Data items
..............................

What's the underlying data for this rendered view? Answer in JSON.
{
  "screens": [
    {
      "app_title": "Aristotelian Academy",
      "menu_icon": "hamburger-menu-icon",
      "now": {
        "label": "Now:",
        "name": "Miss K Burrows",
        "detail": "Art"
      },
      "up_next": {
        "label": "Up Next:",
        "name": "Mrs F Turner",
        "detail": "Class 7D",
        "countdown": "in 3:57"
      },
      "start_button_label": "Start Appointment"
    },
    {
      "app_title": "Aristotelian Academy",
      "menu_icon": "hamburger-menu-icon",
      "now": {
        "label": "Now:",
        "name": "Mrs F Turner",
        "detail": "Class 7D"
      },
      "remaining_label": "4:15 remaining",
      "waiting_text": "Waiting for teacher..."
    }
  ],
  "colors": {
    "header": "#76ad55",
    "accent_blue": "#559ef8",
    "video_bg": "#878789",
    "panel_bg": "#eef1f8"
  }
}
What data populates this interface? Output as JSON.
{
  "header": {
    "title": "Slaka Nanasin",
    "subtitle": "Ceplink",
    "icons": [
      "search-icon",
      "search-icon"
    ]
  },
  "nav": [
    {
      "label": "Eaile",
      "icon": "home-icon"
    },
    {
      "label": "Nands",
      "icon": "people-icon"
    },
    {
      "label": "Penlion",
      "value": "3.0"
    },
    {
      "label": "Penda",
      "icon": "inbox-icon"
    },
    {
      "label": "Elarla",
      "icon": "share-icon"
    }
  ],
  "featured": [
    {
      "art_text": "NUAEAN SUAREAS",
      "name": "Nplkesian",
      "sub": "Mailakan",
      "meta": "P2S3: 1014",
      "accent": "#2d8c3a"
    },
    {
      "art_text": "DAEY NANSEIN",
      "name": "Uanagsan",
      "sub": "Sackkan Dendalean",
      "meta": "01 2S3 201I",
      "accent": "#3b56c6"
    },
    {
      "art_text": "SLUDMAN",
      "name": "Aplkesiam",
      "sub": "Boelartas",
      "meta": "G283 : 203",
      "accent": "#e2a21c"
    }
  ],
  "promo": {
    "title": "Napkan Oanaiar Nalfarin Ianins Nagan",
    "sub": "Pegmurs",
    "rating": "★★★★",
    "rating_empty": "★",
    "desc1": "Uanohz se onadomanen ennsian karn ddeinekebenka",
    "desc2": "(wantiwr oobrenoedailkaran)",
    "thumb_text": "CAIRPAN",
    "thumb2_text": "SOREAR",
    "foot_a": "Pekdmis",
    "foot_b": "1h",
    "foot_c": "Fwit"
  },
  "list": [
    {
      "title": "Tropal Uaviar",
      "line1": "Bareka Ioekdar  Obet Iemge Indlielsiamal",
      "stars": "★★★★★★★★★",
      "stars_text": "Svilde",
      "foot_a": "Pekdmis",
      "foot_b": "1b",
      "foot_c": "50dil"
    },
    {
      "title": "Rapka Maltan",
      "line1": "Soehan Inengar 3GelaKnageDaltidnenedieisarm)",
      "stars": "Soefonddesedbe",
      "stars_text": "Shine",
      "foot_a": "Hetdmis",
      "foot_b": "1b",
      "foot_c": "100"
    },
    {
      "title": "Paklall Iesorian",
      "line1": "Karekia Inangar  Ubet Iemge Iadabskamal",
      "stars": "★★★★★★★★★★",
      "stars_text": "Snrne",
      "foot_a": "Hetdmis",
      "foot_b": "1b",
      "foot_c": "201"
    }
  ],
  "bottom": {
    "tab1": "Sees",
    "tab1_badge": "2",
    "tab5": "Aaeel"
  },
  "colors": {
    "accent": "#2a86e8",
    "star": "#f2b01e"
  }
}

..............................

_WHAT NEEDS TO BE DONE_
From the first line to the last, please quote the material above exactly.

_ANSWER TO THIS PROBLEM_
What's the underlying data for this rendered view? Answer in JSON.
{
  "screens": [
    {
      "app_title": "Aristotelian Academy",
      "menu_icon": "hamburger-menu-icon",
      "now": {
        "label": "Now:",
        "name": "Miss K Burrows",
        "detail": "Art"
      },
      "up_next": {
        "label": "Up Next:",
        "name": "Mrs F Turner",
        "detail": "Class 7D",
        "countdown": "in 3:57"
      },
      "start_button_label": "Start Appointment"
    },
    {
      "app_title": "Aristotelian Academy",
      "menu_icon": "hamburger-menu-icon",
      "now": {
        "label": "Now:",
        "name": "Mrs F Turner",
        "detail": "Class 7D"
      },
      "remaining_label": "4:15 remaining",
      "waiting_text": "Waiting for teacher..."
    }
  ],
  "colors": {
    "header": "#76ad55",
    "accent_blue": "#559ef8",
    "video_bg": "#878789",
    "panel_bg": "#eef1f8"
  }
}
What data populates this interface? Output as JSON.
{
  "header": {
    "title": "Slaka Nanasin",
    "subtitle": "Ceplink",
    "icons": [
      "search-icon",
      "search-icon"
    ]
  },
  "nav": [
    {
      "label": "Eaile",
      "icon": "home-icon"
    },
    {
      "label": "Nands",
      "icon": "people-icon"
    },
    {
      "label": "Penlion",
      "value": "3.0"
    },
    {
      "label": "Penda",
      "icon": "inbox-icon"
    },
    {
      "label": "Elarla",
      "icon": "share-icon"
    }
  ],
  "featured": [
    {
      "art_text": "NUAEAN SUAREAS",
      "name": "Nplkesian",
      "sub": "Mailakan",
      "meta": "P2S3: 1014",
      "accent": "#2d8c3a"
    },
    {
      "art_text": "DAEY NANSEIN",
      "name": "Uanagsan",
      "sub": "Sackkan Dendalean",
      "meta": "01 2S3 201I",
      "accent": "#3b56c6"
    },
    {
      "art_text": "SLUDMAN",
      "name": "Aplkesiam",
      "sub": "Boelartas",
      "meta": "G283 : 203",
      "accent": "#e2a21c"
    }
  ],
  "promo": {
    "title": "Napkan Oanaiar Nalfarin Ianins Nagan",
    "sub": "Pegmurs",
    "rating": "★★★★",
    "rating_empty": "★",
    "desc1": "Uanohz se onadomanen ennsian karn ddeinekebenka",
    "desc2": "(wantiwr oobrenoedailkaran)",
    "thumb_text": "CAIRPAN",
    "thumb2_text": "SOREAR",
    "foot_a": "Pekdmis",
    "foot_b": "1h",
    "foot_c": "Fwit"
  },
  "list": [
    {
      "title": "Tropal Uaviar",
      "line1": "Bareka Ioekdar  Obet Iemge Indlielsiamal",
      "stars": "★★★★★★★★★",
      "stars_text": "Svilde",
      "foot_a": "Pekdmis",
      "foot_b": "1b",
      "foot_c": "50dil"
    },
    {
      "title": "Rapka Maltan",
      "line1": "Soehan Inengar 3GelaKnageDaltidnenedieisarm)",
      "stars": "Soefonddesedbe",
      "stars_text": "Shine",
      "foot_a": "Hetdmis",
      "foot_b": "1b",
      "foot_c": "100"
    },
    {
      "title": "Paklall Iesorian",
      "line1": "Karekia Inangar  Ubet Iemge Iadabskamal",
      "stars": "★★★★★★★★★★",
      "stars_text": "Snrne",
      "foot_a": "Hetdmis",
      "foot_b": "1b",
      "foot_c": "201"
    }
  ],
  "bottom": {
    "tab1": "Sees",
    "tab1_badge": "2",
    "tab5": "Aaeel"
  },
  "colors": {
    "accent": "#2a86e8",
    "star": "#f2b01e"
  }
}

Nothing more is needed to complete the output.